PROMPT:
Every line below should be copied exactly; drop the pictures.

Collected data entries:
☆ ☆ ☆ ☆ ☆
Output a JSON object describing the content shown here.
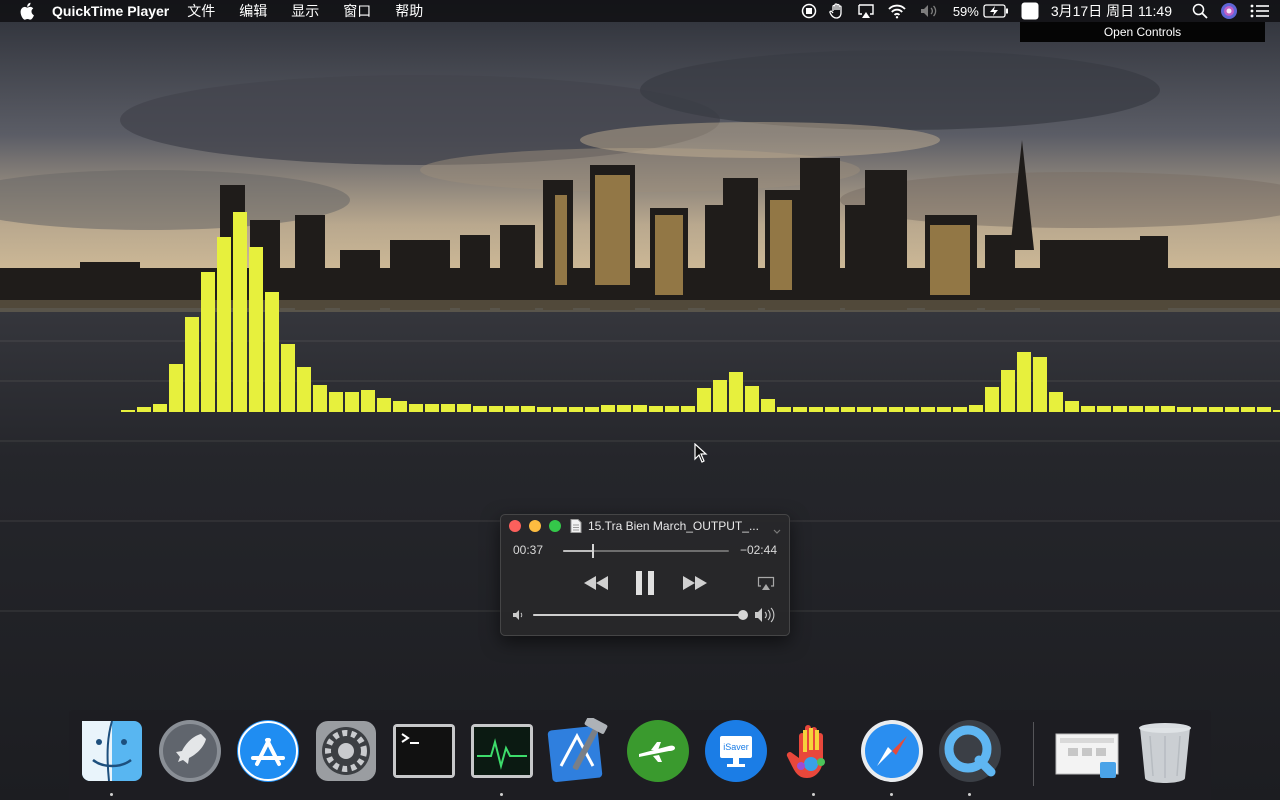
{
  "menubar": {
    "app_name": "QuickTime Player",
    "menus": [
      "文件",
      "编辑",
      "显示",
      "窗口",
      "帮助"
    ],
    "battery_percent": "59%",
    "input_method": "拼",
    "clock": "3月17日 周日 11:49"
  },
  "tooltip": {
    "text": "Open Controls"
  },
  "visualizer": {
    "bar_color": "#e7f03d",
    "levels": [
      2,
      5,
      8,
      48,
      95,
      140,
      175,
      200,
      165,
      120,
      68,
      45,
      27,
      20,
      20,
      22,
      14,
      11,
      8,
      8,
      8,
      8,
      6,
      6,
      6,
      6,
      5,
      5,
      5,
      5,
      7,
      7,
      7,
      6,
      6,
      6,
      24,
      32,
      40,
      26,
      13,
      5,
      5,
      5,
      5,
      5,
      5,
      5,
      5,
      5,
      5,
      5,
      5,
      7,
      25,
      42,
      60,
      55,
      20,
      11,
      6,
      6,
      6,
      6,
      6,
      6,
      5,
      5,
      5,
      5,
      5,
      5,
      2
    ]
  },
  "player": {
    "title": "15.Tra Bien March_OUTPUT_...",
    "elapsed": "00:37",
    "remaining": "−02:44",
    "progress": 0.18,
    "volume": 0.99,
    "state": "playing"
  },
  "dock": {
    "items": [
      {
        "name": "Finder",
        "icon": "finder-icon",
        "running": true
      },
      {
        "name": "Launchpad",
        "icon": "launchpad-icon",
        "running": false
      },
      {
        "name": "App Store",
        "icon": "app-store-icon",
        "running": false
      },
      {
        "name": "System Preferences",
        "icon": "system-preferences-icon",
        "running": false
      },
      {
        "name": "Terminal",
        "icon": "terminal-icon",
        "running": false
      },
      {
        "name": "Activity Monitor",
        "icon": "activity-monitor-icon",
        "running": true
      },
      {
        "name": "Xcode",
        "icon": "xcode-icon",
        "running": false
      },
      {
        "name": "Airplane App",
        "icon": "airplane-icon",
        "running": false
      },
      {
        "name": "iSaver",
        "icon": "isaver-icon",
        "running": false,
        "label": "iSaver"
      },
      {
        "name": "Colorful Hand App",
        "icon": "hand-icon",
        "running": true
      },
      {
        "name": "Safari",
        "icon": "safari-icon",
        "running": true
      },
      {
        "name": "QuickTime Player",
        "icon": "quicktime-icon",
        "running": true
      },
      {
        "name": "Downloads Stack",
        "icon": "stack-icon",
        "running": false
      },
      {
        "name": "Trash",
        "icon": "trash-icon",
        "running": false
      }
    ]
  }
}
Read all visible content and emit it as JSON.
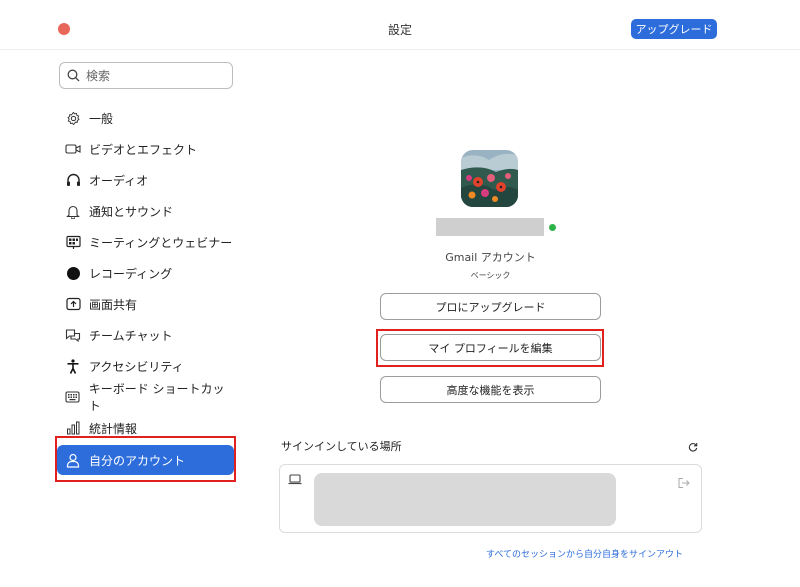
{
  "window": {
    "title": "設定",
    "upgrade_label": "アップグレード"
  },
  "search": {
    "placeholder": "検索"
  },
  "sidebar": {
    "items": [
      {
        "label": "一般",
        "icon": "gear-icon"
      },
      {
        "label": "ビデオとエフェクト",
        "icon": "video-camera-icon"
      },
      {
        "label": "オーディオ",
        "icon": "headphones-icon"
      },
      {
        "label": "通知とサウンド",
        "icon": "bell-icon"
      },
      {
        "label": "ミーティングとウェビナー",
        "icon": "meeting-icon"
      },
      {
        "label": "レコーディング",
        "icon": "record-icon"
      },
      {
        "label": "画面共有",
        "icon": "share-screen-icon"
      },
      {
        "label": "チームチャット",
        "icon": "chat-bubbles-icon"
      },
      {
        "label": "アクセシビリティ",
        "icon": "accessibility-icon"
      },
      {
        "label": "キーボード ショートカット",
        "icon": "keyboard-icon"
      },
      {
        "label": "統計情報",
        "icon": "bar-chart-icon"
      },
      {
        "label": "自分のアカウント",
        "icon": "person-icon",
        "selected": true
      }
    ]
  },
  "profile": {
    "account_type": "Gmail アカウント",
    "plan": "ベーシック",
    "status_color": "#2bb34a"
  },
  "buttons": {
    "upgrade_pro": "プロにアップグレード",
    "edit_profile": "マイ プロフィールを編集",
    "advanced": "高度な機能を表示"
  },
  "sessions": {
    "title": "サインインしている場所",
    "signout_all": "すべてのセッションから自分自身をサインアウト"
  },
  "colors": {
    "accent": "#2d6ddb",
    "highlight": "#e0211e"
  }
}
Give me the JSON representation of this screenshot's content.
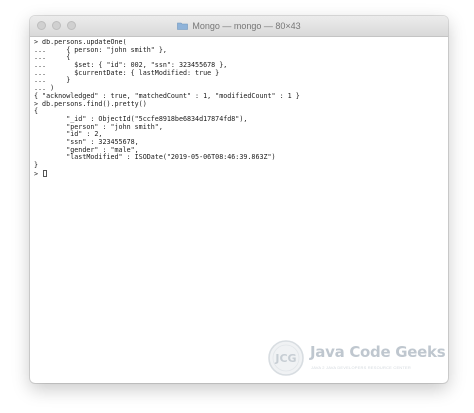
☆ ☆ ☆ ☆ ☆
RESULT BELOW:
Output a JSON object describing the content shown here.
{
  "menubar": {
    "app_name": "QuickTime Player",
    "menus": [
      "文件",
      "编辑",
      "显示",
      "窗口",
      "帮助"
    ],
    "battery_percent": "59%",
    "input_method": "拼",
    "clock": "3月17日 周日 11:49"
  },
  "tooltip": {
    "text": "Open Controls"
  },
  "visualizer": {
    "bar_color": "#e7f03d",
    "levels": [
      2,
      5,
      8,
      48,
      95,
      140,
      175,
      200,
      165,
      120,
      68,
      45,
      27,
      20,
      20,
      22,
      14,
      11,
      8,
      8,
      8,
      8,
      6,
      6,
      6,
      6,
      5,
      5,
      5,
      5,
      7,
      7,
      7,
      6,
      6,
      6,
      24,
      32,
      40,
      26,
      13,
      5,
      5,
      5,
      5,
      5,
      5,
      5,
      5,
      5,
      5,
      5,
      5,
      7,
      25,
      42,
      60,
      55,
      20,
      11,
      6,
      6,
      6,
      6,
      6,
      6,
      5,
      5,
      5,
      5,
      5,
      5,
      2
    ]
  },
  "player": {
    "title": "15.Tra Bien March_OUTPUT_...",
    "elapsed": "00:37",
    "remaining": "−02:44",
    "progress": 0.18,
    "volume": 0.99,
    "state": "playing"
  },
  "dock": {
    "items": [
      {
        "name": "Finder",
        "icon": "finder-icon",
        "running": true
      },
      {
        "name": "Launchpad",
        "icon": "launchpad-icon",
        "running": false
      },
      {
        "name": "App Store",
        "icon": "app-store-icon",
        "running": false
      },
      {
        "name": "System Preferences",
        "icon": "system-preferences-icon",
        "running": false
      },
      {
        "name": "Terminal",
        "icon": "terminal-icon",
        "running": false
      },
      {
        "name": "Activity Monitor",
        "icon": "activity-monitor-icon",
        "running": true
      },
      {
        "name": "Xcode",
        "icon": "xcode-icon",
        "running": false
      },
      {
        "name": "Airplane App",
        "icon": "airplane-icon",
        "running": false
      },
      {
        "name": "iSaver",
        "icon": "isaver-icon",
        "running": false,
        "label": "iSaver"
      },
      {
        "name": "Colorful Hand App",
        "icon": "hand-icon",
        "running": true
      },
      {
        "name": "Safari",
        "icon": "safari-icon",
        "running": true
      },
      {
        "name": "QuickTime Player",
        "icon": "quicktime-icon",
        "running": true
      },
      {
        "name": "Downloads Stack",
        "icon": "stack-icon",
        "running": false
      },
      {
        "name": "Trash",
        "icon": "trash-icon",
        "running": false
      }
    ]
  }
}
Read all visible content and emit it as JSON.
{
  "window": {
    "title": "設定",
    "upgrade_label": "アップグレード"
  },
  "search": {
    "placeholder": "検索"
  },
  "sidebar": {
    "items": [
      {
        "label": "一般",
        "icon": "gear-icon"
      },
      {
        "label": "ビデオとエフェクト",
        "icon": "video-camera-icon"
      },
      {
        "label": "オーディオ",
        "icon": "headphones-icon"
      },
      {
        "label": "通知とサウンド",
        "icon": "bell-icon"
      },
      {
        "label": "ミーティングとウェビナー",
        "icon": "meeting-icon"
      },
      {
        "label": "レコーディング",
        "icon": "record-icon"
      },
      {
        "label": "画面共有",
        "icon": "share-screen-icon"
      },
      {
        "label": "チームチャット",
        "icon": "chat-bubbles-icon"
      },
      {
        "label": "アクセシビリティ",
        "icon": "accessibility-icon"
      },
      {
        "label": "キーボード ショートカット",
        "icon": "keyboard-icon"
      },
      {
        "label": "統計情報",
        "icon": "bar-chart-icon"
      },
      {
        "label": "自分のアカウント",
        "icon": "person-icon",
        "selected": true
      }
    ]
  },
  "profile": {
    "account_type": "Gmail アカウント",
    "plan": "ベーシック",
    "status_color": "#2bb34a"
  },
  "buttons": {
    "upgrade_pro": "プロにアップグレード",
    "edit_profile": "マイ プロフィールを編集",
    "advanced": "高度な機能を表示"
  },
  "sessions": {
    "title": "サインインしている場所",
    "signout_all": "すべてのセッションから自分自身をサインアウト"
  },
  "colors": {
    "accent": "#2d6ddb",
    "highlight": "#e0211e"
  }
}
Give me the JSON representation of this screenshot's content.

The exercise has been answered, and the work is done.